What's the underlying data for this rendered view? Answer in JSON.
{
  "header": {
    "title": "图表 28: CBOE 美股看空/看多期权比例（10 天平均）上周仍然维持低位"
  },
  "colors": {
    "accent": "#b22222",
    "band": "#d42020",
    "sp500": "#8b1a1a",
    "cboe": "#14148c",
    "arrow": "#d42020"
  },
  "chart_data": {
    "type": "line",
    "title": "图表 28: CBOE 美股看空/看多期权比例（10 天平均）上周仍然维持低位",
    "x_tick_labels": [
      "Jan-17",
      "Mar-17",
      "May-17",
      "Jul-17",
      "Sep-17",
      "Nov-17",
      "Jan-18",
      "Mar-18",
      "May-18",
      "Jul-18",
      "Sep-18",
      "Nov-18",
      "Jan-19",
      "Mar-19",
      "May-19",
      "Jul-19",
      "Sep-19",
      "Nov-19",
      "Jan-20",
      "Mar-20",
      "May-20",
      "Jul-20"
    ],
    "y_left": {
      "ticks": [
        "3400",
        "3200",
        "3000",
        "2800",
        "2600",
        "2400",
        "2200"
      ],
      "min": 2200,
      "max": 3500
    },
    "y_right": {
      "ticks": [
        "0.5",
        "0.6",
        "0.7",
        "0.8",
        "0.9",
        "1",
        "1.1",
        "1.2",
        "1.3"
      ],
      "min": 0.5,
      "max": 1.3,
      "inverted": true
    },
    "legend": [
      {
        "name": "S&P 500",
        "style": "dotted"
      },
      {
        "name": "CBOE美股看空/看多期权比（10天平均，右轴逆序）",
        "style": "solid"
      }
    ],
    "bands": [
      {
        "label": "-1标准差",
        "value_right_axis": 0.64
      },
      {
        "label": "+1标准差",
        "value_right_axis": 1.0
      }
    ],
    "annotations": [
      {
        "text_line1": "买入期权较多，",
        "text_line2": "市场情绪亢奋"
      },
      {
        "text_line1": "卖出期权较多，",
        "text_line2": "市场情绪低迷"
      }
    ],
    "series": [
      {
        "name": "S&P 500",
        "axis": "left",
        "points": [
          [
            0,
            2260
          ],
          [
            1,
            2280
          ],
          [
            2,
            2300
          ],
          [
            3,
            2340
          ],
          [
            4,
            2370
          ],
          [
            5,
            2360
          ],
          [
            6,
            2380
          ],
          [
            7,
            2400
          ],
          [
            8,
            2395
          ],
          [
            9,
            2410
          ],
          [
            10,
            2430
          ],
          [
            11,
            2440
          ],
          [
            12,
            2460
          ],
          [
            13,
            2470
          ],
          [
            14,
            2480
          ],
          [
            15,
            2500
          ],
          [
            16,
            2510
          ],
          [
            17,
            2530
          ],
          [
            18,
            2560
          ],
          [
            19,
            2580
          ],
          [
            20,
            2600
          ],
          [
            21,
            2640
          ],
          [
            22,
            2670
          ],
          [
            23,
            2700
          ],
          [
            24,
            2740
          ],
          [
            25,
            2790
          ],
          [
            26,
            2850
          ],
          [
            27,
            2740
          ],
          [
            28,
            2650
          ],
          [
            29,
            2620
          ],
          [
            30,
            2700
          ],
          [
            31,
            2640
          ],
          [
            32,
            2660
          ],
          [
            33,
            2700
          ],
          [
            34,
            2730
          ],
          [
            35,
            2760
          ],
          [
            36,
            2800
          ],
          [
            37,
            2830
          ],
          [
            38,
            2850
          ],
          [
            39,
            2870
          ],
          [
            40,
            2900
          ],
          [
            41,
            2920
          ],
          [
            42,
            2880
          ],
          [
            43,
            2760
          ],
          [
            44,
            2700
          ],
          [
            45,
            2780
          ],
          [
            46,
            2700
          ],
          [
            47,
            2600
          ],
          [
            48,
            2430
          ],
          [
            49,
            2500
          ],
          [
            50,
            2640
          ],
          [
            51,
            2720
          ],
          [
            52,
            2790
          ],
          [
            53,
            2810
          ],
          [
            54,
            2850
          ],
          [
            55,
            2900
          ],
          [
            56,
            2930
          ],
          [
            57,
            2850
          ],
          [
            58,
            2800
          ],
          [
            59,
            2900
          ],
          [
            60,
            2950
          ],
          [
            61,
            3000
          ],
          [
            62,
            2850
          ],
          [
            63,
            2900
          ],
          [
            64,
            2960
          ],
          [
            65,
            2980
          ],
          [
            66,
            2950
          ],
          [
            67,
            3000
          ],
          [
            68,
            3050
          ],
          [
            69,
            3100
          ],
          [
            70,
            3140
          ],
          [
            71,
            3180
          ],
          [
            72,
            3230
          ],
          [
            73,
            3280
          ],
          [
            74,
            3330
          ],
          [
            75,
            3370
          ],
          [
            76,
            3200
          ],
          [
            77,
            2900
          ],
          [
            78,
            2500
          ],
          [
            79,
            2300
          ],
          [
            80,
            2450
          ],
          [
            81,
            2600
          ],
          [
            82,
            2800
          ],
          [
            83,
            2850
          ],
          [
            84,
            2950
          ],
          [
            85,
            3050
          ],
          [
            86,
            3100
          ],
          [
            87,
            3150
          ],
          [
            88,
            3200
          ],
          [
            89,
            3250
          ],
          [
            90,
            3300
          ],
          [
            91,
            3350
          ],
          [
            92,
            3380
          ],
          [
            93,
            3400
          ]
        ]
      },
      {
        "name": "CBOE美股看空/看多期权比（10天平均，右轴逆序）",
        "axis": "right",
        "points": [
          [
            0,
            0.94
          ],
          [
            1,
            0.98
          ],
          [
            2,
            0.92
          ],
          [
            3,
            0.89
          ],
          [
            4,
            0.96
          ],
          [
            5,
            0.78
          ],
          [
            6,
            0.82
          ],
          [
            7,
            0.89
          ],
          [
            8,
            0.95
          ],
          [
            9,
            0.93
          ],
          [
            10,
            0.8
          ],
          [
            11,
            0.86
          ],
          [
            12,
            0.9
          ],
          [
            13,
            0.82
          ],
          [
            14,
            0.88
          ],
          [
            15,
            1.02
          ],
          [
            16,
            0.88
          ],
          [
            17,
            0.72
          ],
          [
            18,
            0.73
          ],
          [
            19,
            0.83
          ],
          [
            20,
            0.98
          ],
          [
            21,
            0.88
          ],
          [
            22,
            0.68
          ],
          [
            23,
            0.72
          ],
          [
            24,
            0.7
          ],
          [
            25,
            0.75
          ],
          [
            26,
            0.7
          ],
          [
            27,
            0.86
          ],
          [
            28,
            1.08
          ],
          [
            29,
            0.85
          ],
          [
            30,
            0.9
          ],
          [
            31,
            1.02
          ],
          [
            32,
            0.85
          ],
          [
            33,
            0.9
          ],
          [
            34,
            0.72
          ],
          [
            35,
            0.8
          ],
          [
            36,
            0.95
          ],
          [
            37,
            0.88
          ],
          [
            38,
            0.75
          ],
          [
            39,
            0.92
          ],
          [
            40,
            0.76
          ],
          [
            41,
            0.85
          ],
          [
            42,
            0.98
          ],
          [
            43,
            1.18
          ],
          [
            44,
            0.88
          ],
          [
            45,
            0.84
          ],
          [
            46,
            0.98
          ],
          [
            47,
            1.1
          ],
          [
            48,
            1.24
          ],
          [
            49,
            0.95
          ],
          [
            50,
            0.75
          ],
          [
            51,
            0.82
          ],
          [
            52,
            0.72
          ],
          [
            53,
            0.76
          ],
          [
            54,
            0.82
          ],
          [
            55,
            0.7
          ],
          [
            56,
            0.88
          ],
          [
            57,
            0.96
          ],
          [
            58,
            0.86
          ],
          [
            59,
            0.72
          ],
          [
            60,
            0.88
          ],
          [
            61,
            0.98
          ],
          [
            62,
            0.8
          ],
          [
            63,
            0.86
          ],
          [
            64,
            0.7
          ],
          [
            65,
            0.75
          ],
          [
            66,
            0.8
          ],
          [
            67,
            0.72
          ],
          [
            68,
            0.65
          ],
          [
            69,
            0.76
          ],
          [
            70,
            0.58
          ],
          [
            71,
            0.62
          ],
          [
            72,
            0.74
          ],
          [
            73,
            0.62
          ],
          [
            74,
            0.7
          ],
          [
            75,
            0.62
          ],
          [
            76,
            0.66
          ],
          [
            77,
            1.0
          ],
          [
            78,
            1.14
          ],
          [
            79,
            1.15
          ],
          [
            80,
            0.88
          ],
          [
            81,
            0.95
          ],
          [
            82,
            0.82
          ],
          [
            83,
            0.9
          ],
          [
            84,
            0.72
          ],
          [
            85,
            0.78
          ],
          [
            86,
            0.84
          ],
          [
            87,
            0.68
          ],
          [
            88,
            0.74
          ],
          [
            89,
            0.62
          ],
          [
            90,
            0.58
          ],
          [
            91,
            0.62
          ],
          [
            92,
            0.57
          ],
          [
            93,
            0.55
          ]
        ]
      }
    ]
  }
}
________
◆ **Description of the task**: Pick each line holding the word "看多期权比例" out of the data and copy it.

◆ **Answer**:
    "title": "图表 28: CBOE 美股看空/看多期权比例（10 天平均）上周仍然维持低位"
    "title": "图表 28: CBOE 美股看空/看多期权比例（10 天平均）上周仍然维持低位",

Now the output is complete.